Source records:

[Start of section]

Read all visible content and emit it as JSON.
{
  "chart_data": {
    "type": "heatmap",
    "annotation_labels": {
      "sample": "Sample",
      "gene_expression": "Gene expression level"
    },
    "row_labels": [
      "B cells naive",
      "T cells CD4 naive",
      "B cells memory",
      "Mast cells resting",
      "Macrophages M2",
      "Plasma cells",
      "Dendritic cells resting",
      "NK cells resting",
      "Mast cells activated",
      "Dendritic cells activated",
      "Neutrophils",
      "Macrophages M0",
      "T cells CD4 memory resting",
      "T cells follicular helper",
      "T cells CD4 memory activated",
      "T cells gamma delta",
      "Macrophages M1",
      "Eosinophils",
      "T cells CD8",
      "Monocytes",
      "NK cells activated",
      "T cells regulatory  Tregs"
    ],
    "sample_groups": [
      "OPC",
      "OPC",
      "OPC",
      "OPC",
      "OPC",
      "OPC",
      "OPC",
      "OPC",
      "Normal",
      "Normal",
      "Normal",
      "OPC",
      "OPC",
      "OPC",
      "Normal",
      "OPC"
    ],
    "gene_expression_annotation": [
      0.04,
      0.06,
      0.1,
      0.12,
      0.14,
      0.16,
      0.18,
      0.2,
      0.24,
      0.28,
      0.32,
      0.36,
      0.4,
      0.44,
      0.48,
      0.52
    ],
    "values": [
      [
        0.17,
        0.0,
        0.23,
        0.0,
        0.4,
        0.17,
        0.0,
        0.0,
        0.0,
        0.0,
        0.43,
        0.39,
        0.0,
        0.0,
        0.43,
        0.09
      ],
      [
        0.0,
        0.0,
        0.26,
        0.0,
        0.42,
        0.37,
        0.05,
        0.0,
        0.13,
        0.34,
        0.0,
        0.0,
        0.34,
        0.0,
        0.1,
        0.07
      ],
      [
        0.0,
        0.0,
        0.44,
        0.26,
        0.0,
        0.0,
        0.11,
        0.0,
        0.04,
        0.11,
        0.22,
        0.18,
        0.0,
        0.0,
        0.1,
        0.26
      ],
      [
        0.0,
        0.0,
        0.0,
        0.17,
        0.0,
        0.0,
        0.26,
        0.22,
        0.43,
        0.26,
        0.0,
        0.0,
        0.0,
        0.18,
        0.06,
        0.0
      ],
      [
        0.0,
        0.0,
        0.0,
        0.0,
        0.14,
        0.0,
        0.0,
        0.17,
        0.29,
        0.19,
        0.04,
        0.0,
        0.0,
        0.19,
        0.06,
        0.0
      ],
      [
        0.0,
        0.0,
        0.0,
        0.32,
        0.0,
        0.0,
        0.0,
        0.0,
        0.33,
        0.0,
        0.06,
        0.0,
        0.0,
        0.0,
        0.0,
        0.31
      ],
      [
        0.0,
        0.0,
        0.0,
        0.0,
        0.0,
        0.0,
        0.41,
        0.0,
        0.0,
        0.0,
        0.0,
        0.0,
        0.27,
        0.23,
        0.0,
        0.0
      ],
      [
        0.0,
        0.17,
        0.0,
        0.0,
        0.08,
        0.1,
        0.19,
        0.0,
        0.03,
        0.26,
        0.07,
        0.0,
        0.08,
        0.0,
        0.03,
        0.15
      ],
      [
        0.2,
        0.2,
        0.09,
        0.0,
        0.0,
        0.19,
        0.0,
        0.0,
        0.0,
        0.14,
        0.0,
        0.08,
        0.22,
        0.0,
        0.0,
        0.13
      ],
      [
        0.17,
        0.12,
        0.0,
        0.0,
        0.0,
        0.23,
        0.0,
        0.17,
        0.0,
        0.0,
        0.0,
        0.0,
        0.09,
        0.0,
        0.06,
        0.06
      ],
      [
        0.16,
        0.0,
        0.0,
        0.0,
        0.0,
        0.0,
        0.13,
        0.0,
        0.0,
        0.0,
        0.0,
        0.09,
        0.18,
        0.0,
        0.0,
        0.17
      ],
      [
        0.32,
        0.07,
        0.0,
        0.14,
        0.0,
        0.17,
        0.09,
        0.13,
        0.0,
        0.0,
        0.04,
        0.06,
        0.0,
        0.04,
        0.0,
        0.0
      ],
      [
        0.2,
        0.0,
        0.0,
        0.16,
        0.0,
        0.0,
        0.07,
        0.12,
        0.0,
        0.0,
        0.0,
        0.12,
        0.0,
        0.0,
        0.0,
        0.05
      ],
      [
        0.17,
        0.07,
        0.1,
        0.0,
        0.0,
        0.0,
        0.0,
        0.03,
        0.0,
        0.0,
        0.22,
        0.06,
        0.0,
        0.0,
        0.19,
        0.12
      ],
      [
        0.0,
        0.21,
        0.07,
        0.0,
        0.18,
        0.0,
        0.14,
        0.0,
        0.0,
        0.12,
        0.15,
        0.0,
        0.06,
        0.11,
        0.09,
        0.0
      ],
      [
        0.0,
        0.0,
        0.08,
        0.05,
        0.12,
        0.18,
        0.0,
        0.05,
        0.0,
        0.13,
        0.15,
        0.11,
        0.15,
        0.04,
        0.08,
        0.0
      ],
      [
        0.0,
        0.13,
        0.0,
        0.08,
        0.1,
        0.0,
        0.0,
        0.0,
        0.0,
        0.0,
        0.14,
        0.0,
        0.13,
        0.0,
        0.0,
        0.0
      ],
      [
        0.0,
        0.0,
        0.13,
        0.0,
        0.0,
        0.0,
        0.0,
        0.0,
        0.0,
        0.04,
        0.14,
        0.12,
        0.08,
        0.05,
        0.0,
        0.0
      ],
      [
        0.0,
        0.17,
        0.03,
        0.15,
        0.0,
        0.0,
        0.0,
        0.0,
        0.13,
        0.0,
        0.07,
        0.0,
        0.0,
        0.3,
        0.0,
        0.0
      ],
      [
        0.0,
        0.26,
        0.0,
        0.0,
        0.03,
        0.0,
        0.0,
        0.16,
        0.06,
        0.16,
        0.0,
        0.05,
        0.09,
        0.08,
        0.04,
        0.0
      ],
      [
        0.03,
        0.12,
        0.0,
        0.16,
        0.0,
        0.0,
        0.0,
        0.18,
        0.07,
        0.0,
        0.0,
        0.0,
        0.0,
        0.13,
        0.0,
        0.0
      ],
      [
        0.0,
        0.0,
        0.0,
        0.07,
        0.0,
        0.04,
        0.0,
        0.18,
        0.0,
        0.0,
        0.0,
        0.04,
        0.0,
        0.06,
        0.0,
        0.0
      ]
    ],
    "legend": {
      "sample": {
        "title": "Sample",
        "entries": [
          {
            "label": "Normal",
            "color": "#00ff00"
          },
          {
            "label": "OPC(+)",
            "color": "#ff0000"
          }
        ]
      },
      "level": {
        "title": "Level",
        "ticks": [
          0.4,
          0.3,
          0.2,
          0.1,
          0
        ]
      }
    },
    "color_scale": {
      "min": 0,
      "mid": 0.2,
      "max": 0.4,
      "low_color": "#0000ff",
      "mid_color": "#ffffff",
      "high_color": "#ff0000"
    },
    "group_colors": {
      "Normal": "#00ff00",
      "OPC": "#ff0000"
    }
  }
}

[End of section]

Exercise brief - The reply should consist solely of the number of lines in the records that include "resting".

Answer box - 4